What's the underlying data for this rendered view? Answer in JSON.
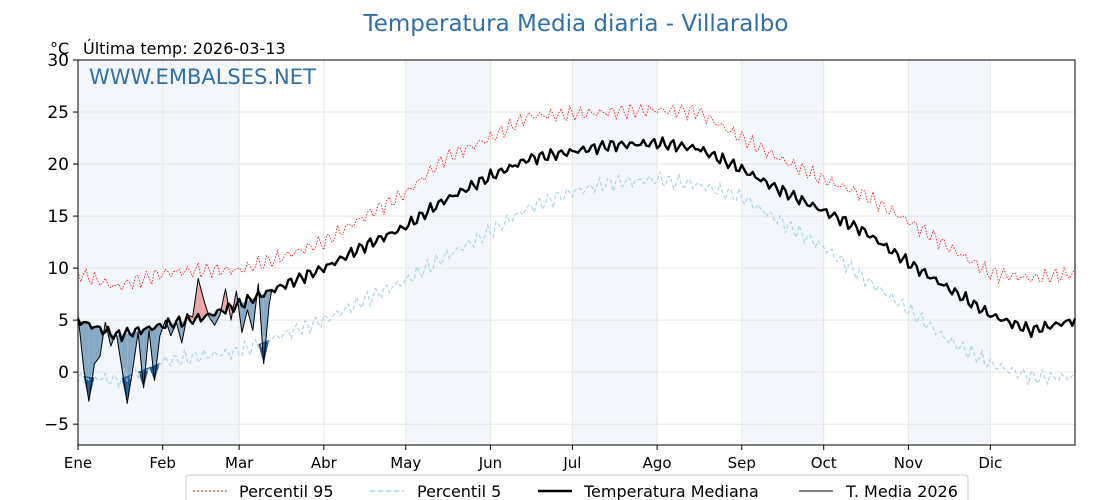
{
  "title": "Temperatura Media diaria - Villaralbo",
  "unit": "°C",
  "last_temp": "Última temp: 2026-03-13",
  "watermark": "WWW.EMBALSES.NET",
  "colors": {
    "title": "#3070a8",
    "p95": "#ff0000",
    "p5": "#a9d4e4",
    "median": "#000000",
    "current": "#000000",
    "above_fill": "#e8a8a8",
    "below_fill": "#86a9c6",
    "below_p5_fill": "#1f5a90",
    "band": "#f3f7fb"
  },
  "chart_data": {
    "type": "line",
    "title": "Temperatura Media diaria - Villaralbo",
    "ylabel": "°C",
    "xlim": [
      1,
      366
    ],
    "ylim": [
      -7,
      30
    ],
    "y_ticks": [
      -5,
      0,
      5,
      10,
      15,
      20,
      25,
      30
    ],
    "y_tick_labels": [
      "−5",
      "0",
      "5",
      "10",
      "15",
      "20",
      "25",
      "30"
    ],
    "x_tick_days": [
      1,
      32,
      60,
      91,
      121,
      152,
      182,
      213,
      244,
      274,
      305,
      335
    ],
    "x_tick_labels": [
      "Ene",
      "Feb",
      "Mar",
      "Abr",
      "May",
      "Jun",
      "Jul",
      "Ago",
      "Sep",
      "Oct",
      "Nov",
      "Dic"
    ],
    "grid": true,
    "legend_position": "bottom",
    "legend": [
      "Percentil 95",
      "Percentil 5",
      "Temperatura Mediana",
      "T. Media 2026"
    ],
    "series": [
      {
        "name": "Percentil 95",
        "style": "dotted",
        "x": [
          1,
          15,
          32,
          46,
          60,
          75,
          91,
          105,
          121,
          135,
          152,
          166,
          182,
          196,
          213,
          228,
          244,
          258,
          274,
          289,
          305,
          320,
          335,
          350,
          366
        ],
        "values": [
          9.5,
          8.2,
          9.5,
          9.8,
          9.8,
          11.0,
          12.5,
          14.8,
          17.2,
          20.5,
          22.5,
          24.6,
          24.8,
          25.0,
          25.2,
          25.0,
          22.5,
          20.5,
          18.5,
          17.0,
          14.5,
          12.0,
          9.5,
          9.0,
          9.5
        ]
      },
      {
        "name": "Percentil 5",
        "style": "dashed",
        "x": [
          1,
          15,
          32,
          46,
          60,
          75,
          91,
          105,
          121,
          135,
          152,
          166,
          182,
          196,
          213,
          228,
          244,
          258,
          274,
          289,
          305,
          320,
          335,
          350,
          366
        ],
        "values": [
          -0.3,
          -0.8,
          1.0,
          1.5,
          2.0,
          3.5,
          5.0,
          6.8,
          8.8,
          11.0,
          13.5,
          15.8,
          17.3,
          18.2,
          18.5,
          18.0,
          16.8,
          14.5,
          12.0,
          9.0,
          6.0,
          3.0,
          0.8,
          -0.5,
          -0.5
        ]
      },
      {
        "name": "Temperatura Mediana",
        "style": "solid-bold",
        "x": [
          1,
          15,
          32,
          46,
          60,
          75,
          91,
          105,
          121,
          135,
          152,
          166,
          182,
          196,
          213,
          228,
          244,
          258,
          274,
          289,
          305,
          320,
          335,
          350,
          366
        ],
        "values": [
          5.0,
          3.5,
          4.5,
          5.2,
          6.5,
          8.2,
          10.0,
          12.0,
          14.0,
          16.5,
          18.8,
          20.5,
          21.2,
          21.8,
          22.0,
          21.5,
          19.5,
          17.5,
          15.5,
          13.5,
          10.5,
          8.0,
          5.5,
          4.0,
          5.0
        ]
      },
      {
        "name": "T. Media 2026",
        "style": "solid-thin",
        "x": [
          1,
          3,
          5,
          7,
          9,
          11,
          13,
          15,
          17,
          19,
          21,
          23,
          25,
          27,
          29,
          31,
          33,
          35,
          37,
          39,
          41,
          43,
          45,
          47,
          49,
          51,
          53,
          55,
          57,
          59,
          61,
          63,
          65,
          67,
          69,
          71,
          72
        ],
        "values": [
          5.5,
          0.5,
          -2.8,
          0.8,
          1.5,
          4.8,
          2.5,
          3.8,
          0.5,
          -3.0,
          0.2,
          3.8,
          -1.5,
          4.0,
          -0.8,
          3.5,
          5.0,
          3.5,
          4.8,
          2.8,
          5.5,
          5.3,
          9.0,
          7.0,
          5.3,
          4.5,
          5.5,
          8.0,
          5.0,
          7.8,
          3.8,
          6.0,
          4.0,
          8.5,
          0.8,
          6.5,
          8.0
        ]
      }
    ]
  }
}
#####
SHORT EXERCISE: Copy out every line of the material above exactly, skipping the pictures.

RESULT OF THE TASK:
What's the underlying data for this rendered view? Answer in JSON.
{
  "title": "Temperatura Media diaria - Villaralbo",
  "unit": "°C",
  "last_temp": "Última temp: 2026-03-13",
  "watermark": "WWW.EMBALSES.NET",
  "colors": {
    "title": "#3070a8",
    "p95": "#ff0000",
    "p5": "#a9d4e4",
    "median": "#000000",
    "current": "#000000",
    "above_fill": "#e8a8a8",
    "below_fill": "#86a9c6",
    "below_p5_fill": "#1f5a90",
    "band": "#f3f7fb"
  },
  "chart_data": {
    "type": "line",
    "title": "Temperatura Media diaria - Villaralbo",
    "ylabel": "°C",
    "xlim": [
      1,
      366
    ],
    "ylim": [
      -7,
      30
    ],
    "y_ticks": [
      -5,
      0,
      5,
      10,
      15,
      20,
      25,
      30
    ],
    "y_tick_labels": [
      "−5",
      "0",
      "5",
      "10",
      "15",
      "20",
      "25",
      "30"
    ],
    "x_tick_days": [
      1,
      32,
      60,
      91,
      121,
      152,
      182,
      213,
      244,
      274,
      305,
      335
    ],
    "x_tick_labels": [
      "Ene",
      "Feb",
      "Mar",
      "Abr",
      "May",
      "Jun",
      "Jul",
      "Ago",
      "Sep",
      "Oct",
      "Nov",
      "Dic"
    ],
    "grid": true,
    "legend_position": "bottom",
    "legend": [
      "Percentil 95",
      "Percentil 5",
      "Temperatura Mediana",
      "T. Media 2026"
    ],
    "series": [
      {
        "name": "Percentil 95",
        "style": "dotted",
        "x": [
          1,
          15,
          32,
          46,
          60,
          75,
          91,
          105,
          121,
          135,
          152,
          166,
          182,
          196,
          213,
          228,
          244,
          258,
          274,
          289,
          305,
          320,
          335,
          350,
          366
        ],
        "values": [
          9.5,
          8.2,
          9.5,
          9.8,
          9.8,
          11.0,
          12.5,
          14.8,
          17.2,
          20.5,
          22.5,
          24.6,
          24.8,
          25.0,
          25.2,
          25.0,
          22.5,
          20.5,
          18.5,
          17.0,
          14.5,
          12.0,
          9.5,
          9.0,
          9.5
        ]
      },
      {
        "name": "Percentil 5",
        "style": "dashed",
        "x": [
          1,
          15,
          32,
          46,
          60,
          75,
          91,
          105,
          121,
          135,
          152,
          166,
          182,
          196,
          213,
          228,
          244,
          258,
          274,
          289,
          305,
          320,
          335,
          350,
          366
        ],
        "values": [
          -0.3,
          -0.8,
          1.0,
          1.5,
          2.0,
          3.5,
          5.0,
          6.8,
          8.8,
          11.0,
          13.5,
          15.8,
          17.3,
          18.2,
          18.5,
          18.0,
          16.8,
          14.5,
          12.0,
          9.0,
          6.0,
          3.0,
          0.8,
          -0.5,
          -0.5
        ]
      },
      {
        "name": "Temperatura Mediana",
        "style": "solid-bold",
        "x": [
          1,
          15,
          32,
          46,
          60,
          75,
          91,
          105,
          121,
          135,
          152,
          166,
          182,
          196,
          213,
          228,
          244,
          258,
          274,
          289,
          305,
          320,
          335,
          350,
          366
        ],
        "values": [
          5.0,
          3.5,
          4.5,
          5.2,
          6.5,
          8.2,
          10.0,
          12.0,
          14.0,
          16.5,
          18.8,
          20.5,
          21.2,
          21.8,
          22.0,
          21.5,
          19.5,
          17.5,
          15.5,
          13.5,
          10.5,
          8.0,
          5.5,
          4.0,
          5.0
        ]
      },
      {
        "name": "T. Media 2026",
        "style": "solid-thin",
        "x": [
          1,
          3,
          5,
          7,
          9,
          11,
          13,
          15,
          17,
          19,
          21,
          23,
          25,
          27,
          29,
          31,
          33,
          35,
          37,
          39,
          41,
          43,
          45,
          47,
          49,
          51,
          53,
          55,
          57,
          59,
          61,
          63,
          65,
          67,
          69,
          71,
          72
        ],
        "values": [
          5.5,
          0.5,
          -2.8,
          0.8,
          1.5,
          4.8,
          2.5,
          3.8,
          0.5,
          -3.0,
          0.2,
          3.8,
          -1.5,
          4.0,
          -0.8,
          3.5,
          5.0,
          3.5,
          4.8,
          2.8,
          5.5,
          5.3,
          9.0,
          7.0,
          5.3,
          4.5,
          5.5,
          8.0,
          5.0,
          7.8,
          3.8,
          6.0,
          4.0,
          8.5,
          0.8,
          6.5,
          8.0
        ]
      }
    ]
  }
}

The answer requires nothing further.